Give again, word for word, only the lines from the one containing "Type out the text in this image." through the final line.

### Raw records
• • • •

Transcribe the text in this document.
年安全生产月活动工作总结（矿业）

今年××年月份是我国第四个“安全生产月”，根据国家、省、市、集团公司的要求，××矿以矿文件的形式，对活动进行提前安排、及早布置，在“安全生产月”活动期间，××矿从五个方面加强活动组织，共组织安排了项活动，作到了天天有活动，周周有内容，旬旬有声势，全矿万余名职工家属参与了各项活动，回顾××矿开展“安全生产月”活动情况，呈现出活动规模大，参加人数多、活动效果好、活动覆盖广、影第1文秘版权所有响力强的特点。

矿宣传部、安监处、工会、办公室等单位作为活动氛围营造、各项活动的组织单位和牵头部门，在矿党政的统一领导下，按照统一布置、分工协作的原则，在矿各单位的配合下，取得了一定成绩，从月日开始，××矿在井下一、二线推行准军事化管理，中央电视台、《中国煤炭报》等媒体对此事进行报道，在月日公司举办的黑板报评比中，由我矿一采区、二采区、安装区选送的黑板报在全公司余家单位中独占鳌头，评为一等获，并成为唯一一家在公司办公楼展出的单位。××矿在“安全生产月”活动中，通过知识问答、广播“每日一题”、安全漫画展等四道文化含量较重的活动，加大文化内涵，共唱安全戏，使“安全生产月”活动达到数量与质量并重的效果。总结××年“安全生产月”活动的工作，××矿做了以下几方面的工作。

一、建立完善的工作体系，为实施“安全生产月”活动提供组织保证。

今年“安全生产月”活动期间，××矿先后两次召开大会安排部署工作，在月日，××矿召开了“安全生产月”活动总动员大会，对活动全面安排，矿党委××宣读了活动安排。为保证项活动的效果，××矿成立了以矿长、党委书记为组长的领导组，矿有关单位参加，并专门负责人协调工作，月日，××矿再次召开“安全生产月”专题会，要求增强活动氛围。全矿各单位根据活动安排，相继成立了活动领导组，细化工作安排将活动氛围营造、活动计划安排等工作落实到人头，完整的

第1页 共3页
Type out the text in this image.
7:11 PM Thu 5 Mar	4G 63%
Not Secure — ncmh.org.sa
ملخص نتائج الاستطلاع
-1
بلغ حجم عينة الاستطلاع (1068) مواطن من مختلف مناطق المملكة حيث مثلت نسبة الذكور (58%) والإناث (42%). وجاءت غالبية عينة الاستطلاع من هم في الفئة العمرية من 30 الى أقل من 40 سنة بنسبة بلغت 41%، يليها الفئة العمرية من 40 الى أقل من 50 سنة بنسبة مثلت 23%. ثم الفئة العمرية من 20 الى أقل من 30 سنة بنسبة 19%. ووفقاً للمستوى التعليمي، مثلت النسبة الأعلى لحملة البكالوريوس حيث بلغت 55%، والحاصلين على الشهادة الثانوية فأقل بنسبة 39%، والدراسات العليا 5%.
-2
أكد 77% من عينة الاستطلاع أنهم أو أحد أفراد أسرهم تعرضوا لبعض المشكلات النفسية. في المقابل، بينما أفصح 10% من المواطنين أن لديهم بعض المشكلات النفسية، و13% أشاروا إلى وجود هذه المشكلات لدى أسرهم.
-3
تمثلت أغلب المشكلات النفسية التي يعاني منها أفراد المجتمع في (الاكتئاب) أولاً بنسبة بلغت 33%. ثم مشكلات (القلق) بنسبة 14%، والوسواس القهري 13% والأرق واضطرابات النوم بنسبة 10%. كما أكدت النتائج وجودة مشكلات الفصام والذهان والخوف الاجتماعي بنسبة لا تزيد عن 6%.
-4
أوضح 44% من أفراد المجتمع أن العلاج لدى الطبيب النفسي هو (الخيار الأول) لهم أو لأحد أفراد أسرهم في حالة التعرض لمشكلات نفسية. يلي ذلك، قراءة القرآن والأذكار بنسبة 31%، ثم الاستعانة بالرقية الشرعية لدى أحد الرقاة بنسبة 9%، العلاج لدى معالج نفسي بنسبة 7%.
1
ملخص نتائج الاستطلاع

• • • •

### Task result
Type out the text in this image.
7:11 PM Thu 5 Mar	4G 63%
Not Secure — ncmh.org.sa
ملخص نتائج الاستطلاع
-1
بلغ حجم عينة الاستطلاع (1068) مواطن من مختلف مناطق المملكة حيث مثلت نسبة الذكور (58%) والإناث (42%). وجاءت غالبية عينة الاستطلاع من هم في الفئة العمرية من 30 الى أقل من 40 سنة بنسبة بلغت 41%، يليها الفئة العمرية من 40 الى أقل من 50 سنة بنسبة مثلت 23%. ثم الفئة العمرية من 20 الى أقل من 30 سنة بنسبة 19%. ووفقاً للمستوى التعليمي، مثلت النسبة الأعلى لحملة البكالوريوس حيث بلغت 55%، والحاصلين على الشهادة الثانوية فأقل بنسبة 39%، والدراسات العليا 5%.
-2
أكد 77% من عينة الاستطلاع أنهم أو أحد أفراد أسرهم تعرضوا لبعض المشكلات النفسية. في المقابل، بينما أفصح 10% من المواطنين أن لديهم بعض المشكلات النفسية، و13% أشاروا إلى وجود هذه المشكلات لدى أسرهم.
-3
تمثلت أغلب المشكلات النفسية التي يعاني منها أفراد المجتمع في (الاكتئاب) أولاً بنسبة بلغت 33%. ثم مشكلات (القلق) بنسبة 14%، والوسواس القهري 13% والأرق واضطرابات النوم بنسبة 10%. كما أكدت النتائج وجودة مشكلات الفصام والذهان والخوف الاجتماعي بنسبة لا تزيد عن 6%.
-4
أوضح 44% من أفراد المجتمع أن العلاج لدى الطبيب النفسي هو (الخيار الأول) لهم أو لأحد أفراد أسرهم في حالة التعرض لمشكلات نفسية. يلي ذلك، قراءة القرآن والأذكار بنسبة 31%، ثم الاستعانة بالرقية الشرعية لدى أحد الرقاة بنسبة 9%، العلاج لدى معالج نفسي بنسبة 7%.
1
ملخص نتائج الاستطلاع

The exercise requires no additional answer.